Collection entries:
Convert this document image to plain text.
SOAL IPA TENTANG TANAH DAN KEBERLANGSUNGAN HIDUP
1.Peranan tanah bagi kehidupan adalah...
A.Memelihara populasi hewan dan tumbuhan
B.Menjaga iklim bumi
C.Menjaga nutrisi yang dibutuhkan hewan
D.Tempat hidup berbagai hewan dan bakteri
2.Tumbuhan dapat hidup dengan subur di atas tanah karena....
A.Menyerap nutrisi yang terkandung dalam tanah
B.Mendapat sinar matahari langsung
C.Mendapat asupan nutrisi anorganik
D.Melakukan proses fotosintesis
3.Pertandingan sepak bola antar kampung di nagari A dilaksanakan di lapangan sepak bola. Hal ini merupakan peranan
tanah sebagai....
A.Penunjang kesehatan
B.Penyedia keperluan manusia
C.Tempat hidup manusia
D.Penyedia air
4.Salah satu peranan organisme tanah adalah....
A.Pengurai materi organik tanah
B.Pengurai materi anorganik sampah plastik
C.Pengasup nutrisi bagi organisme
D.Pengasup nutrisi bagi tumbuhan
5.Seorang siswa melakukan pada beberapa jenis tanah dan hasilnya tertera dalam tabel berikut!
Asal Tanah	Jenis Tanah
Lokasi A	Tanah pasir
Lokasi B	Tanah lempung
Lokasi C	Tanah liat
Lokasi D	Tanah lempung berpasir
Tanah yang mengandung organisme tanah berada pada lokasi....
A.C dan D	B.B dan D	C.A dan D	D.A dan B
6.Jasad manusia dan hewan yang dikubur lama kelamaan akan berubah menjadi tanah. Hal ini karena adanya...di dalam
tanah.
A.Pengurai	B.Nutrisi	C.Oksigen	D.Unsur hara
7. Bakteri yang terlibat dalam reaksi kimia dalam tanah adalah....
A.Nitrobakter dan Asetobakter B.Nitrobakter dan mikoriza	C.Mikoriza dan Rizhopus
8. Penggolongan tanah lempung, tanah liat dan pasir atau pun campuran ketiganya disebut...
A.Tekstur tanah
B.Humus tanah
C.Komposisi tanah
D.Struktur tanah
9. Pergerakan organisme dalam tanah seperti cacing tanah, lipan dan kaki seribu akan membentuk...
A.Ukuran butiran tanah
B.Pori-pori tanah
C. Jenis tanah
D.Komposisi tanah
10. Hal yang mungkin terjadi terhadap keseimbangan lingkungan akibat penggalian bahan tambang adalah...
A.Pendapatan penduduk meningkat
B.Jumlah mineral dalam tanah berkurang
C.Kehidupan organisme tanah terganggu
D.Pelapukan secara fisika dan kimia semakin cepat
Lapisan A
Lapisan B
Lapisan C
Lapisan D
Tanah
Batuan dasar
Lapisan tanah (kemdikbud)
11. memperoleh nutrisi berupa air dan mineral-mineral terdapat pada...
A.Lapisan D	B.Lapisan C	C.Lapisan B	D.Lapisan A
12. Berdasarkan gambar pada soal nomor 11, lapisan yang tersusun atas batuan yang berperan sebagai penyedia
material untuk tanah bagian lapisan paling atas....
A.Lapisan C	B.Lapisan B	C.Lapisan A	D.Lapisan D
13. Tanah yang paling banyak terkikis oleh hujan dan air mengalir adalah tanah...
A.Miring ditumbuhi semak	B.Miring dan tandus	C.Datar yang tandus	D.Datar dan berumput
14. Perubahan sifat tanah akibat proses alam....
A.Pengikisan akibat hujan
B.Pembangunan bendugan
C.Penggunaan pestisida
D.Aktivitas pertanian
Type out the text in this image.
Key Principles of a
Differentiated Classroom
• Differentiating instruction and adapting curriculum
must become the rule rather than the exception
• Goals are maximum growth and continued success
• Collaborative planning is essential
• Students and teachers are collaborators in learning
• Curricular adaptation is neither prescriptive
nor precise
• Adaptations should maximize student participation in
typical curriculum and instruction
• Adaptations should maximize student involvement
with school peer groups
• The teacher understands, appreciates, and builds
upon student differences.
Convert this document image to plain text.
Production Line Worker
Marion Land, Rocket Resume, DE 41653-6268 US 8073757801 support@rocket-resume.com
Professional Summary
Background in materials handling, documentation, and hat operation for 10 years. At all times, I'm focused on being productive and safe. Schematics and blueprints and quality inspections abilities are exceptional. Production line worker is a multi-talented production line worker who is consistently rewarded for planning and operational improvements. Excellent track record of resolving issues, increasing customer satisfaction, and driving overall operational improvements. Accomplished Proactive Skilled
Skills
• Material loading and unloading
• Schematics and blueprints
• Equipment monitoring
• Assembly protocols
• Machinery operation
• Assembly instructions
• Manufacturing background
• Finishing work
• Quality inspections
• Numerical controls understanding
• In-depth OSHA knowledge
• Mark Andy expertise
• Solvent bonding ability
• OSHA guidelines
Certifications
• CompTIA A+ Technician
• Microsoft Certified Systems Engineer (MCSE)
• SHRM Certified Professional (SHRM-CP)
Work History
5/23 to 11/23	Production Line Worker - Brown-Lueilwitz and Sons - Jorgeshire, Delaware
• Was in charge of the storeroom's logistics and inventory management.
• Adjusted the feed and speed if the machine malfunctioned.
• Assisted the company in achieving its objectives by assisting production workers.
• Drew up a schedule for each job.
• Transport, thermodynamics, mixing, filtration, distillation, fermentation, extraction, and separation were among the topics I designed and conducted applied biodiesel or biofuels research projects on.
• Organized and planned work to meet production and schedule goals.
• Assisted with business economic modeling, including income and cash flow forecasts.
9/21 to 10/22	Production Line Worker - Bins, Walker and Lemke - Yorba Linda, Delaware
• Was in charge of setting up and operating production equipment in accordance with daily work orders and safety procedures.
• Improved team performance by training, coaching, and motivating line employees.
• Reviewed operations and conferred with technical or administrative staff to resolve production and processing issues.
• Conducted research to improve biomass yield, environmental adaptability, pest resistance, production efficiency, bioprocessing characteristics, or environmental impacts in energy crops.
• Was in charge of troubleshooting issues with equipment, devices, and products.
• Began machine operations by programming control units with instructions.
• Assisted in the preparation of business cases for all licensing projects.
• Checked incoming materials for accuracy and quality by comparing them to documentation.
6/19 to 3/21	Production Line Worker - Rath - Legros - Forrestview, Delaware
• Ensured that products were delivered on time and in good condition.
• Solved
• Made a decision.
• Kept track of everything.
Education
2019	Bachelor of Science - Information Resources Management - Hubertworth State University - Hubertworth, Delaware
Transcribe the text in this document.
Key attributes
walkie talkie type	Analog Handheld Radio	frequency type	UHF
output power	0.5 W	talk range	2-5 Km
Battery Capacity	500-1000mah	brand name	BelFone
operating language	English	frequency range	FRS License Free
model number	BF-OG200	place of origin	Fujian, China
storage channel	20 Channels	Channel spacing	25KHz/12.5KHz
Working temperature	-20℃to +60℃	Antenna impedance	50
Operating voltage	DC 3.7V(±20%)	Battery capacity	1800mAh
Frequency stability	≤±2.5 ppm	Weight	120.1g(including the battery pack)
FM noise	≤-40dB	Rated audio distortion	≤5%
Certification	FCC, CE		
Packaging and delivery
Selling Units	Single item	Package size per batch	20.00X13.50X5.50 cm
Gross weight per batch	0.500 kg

What you should do :: Copy every line of the data that holds the string "research".

Full response ::
• Transport, thermodynamics, mixing, filtration, distillation, fermentation, extraction, and separation were among the topics I designed and conducted applied biodiesel or biofuels research projects on.
• Conducted research to improve biomass yield, environmental adaptability, pest resistance, production efficiency, bioprocessing characteristics, or environmental impacts in energy crops.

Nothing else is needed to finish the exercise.